Show each line that has the string "Location" in it.

········

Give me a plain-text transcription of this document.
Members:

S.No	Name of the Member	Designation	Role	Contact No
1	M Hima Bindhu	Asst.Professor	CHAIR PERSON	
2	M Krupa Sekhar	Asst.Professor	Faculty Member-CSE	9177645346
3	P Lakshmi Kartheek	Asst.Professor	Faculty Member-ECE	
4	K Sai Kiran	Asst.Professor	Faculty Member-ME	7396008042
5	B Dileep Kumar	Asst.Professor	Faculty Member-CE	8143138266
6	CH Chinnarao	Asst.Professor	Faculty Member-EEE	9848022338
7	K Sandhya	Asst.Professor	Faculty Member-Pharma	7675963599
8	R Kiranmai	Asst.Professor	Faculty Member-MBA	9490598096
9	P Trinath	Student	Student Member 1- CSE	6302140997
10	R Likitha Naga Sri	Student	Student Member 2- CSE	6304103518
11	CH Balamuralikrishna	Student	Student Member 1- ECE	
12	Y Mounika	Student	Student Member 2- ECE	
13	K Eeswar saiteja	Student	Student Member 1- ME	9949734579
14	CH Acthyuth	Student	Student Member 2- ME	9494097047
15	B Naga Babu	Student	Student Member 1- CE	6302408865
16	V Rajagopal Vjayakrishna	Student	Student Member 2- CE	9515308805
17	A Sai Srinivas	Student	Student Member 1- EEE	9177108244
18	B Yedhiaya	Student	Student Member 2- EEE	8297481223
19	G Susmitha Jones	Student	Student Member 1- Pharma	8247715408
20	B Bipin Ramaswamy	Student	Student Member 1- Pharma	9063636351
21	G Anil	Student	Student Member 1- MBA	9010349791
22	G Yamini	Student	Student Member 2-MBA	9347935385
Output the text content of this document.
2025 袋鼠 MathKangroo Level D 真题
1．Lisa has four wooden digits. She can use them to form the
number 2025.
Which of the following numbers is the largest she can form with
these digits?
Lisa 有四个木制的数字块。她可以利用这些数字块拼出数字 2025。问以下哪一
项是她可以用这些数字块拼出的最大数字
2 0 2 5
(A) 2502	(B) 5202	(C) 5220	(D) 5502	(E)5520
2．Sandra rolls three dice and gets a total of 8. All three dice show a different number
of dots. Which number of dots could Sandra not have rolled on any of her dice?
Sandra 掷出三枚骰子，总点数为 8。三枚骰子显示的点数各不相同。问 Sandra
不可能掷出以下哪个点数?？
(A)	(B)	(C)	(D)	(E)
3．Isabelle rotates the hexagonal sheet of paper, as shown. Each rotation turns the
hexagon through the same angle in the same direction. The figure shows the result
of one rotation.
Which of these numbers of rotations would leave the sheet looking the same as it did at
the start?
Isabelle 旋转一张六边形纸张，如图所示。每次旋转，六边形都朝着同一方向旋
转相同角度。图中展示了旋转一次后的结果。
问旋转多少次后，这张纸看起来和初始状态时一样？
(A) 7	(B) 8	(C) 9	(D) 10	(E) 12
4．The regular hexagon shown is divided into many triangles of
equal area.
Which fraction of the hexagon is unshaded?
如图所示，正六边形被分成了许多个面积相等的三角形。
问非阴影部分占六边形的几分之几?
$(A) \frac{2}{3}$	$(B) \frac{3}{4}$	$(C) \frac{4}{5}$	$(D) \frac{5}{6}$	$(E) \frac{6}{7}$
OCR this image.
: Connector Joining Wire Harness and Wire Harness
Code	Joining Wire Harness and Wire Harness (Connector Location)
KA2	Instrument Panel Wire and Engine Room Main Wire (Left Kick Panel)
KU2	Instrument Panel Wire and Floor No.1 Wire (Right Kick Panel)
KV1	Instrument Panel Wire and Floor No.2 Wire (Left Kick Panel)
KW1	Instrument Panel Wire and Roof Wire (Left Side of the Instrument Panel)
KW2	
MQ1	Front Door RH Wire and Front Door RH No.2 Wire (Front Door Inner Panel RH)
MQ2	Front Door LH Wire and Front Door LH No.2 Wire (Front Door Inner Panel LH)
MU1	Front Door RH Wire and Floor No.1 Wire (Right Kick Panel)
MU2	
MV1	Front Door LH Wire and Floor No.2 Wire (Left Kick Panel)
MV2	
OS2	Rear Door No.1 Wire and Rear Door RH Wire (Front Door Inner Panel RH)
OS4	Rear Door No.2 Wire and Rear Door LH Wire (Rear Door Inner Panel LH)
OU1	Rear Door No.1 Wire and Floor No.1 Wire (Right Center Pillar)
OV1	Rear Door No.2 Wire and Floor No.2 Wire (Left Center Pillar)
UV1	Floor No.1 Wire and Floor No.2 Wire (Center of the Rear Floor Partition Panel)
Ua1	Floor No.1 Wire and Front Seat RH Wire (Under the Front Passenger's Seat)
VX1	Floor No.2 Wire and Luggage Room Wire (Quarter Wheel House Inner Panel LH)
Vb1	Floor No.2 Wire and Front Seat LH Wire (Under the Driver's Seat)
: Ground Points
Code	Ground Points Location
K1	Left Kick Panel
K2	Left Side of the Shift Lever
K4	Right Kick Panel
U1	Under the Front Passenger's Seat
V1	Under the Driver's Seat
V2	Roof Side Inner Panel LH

········

__The output__:
Code	Joining Wire Harness and Wire Harness (Connector Location)
Code	Ground Points Location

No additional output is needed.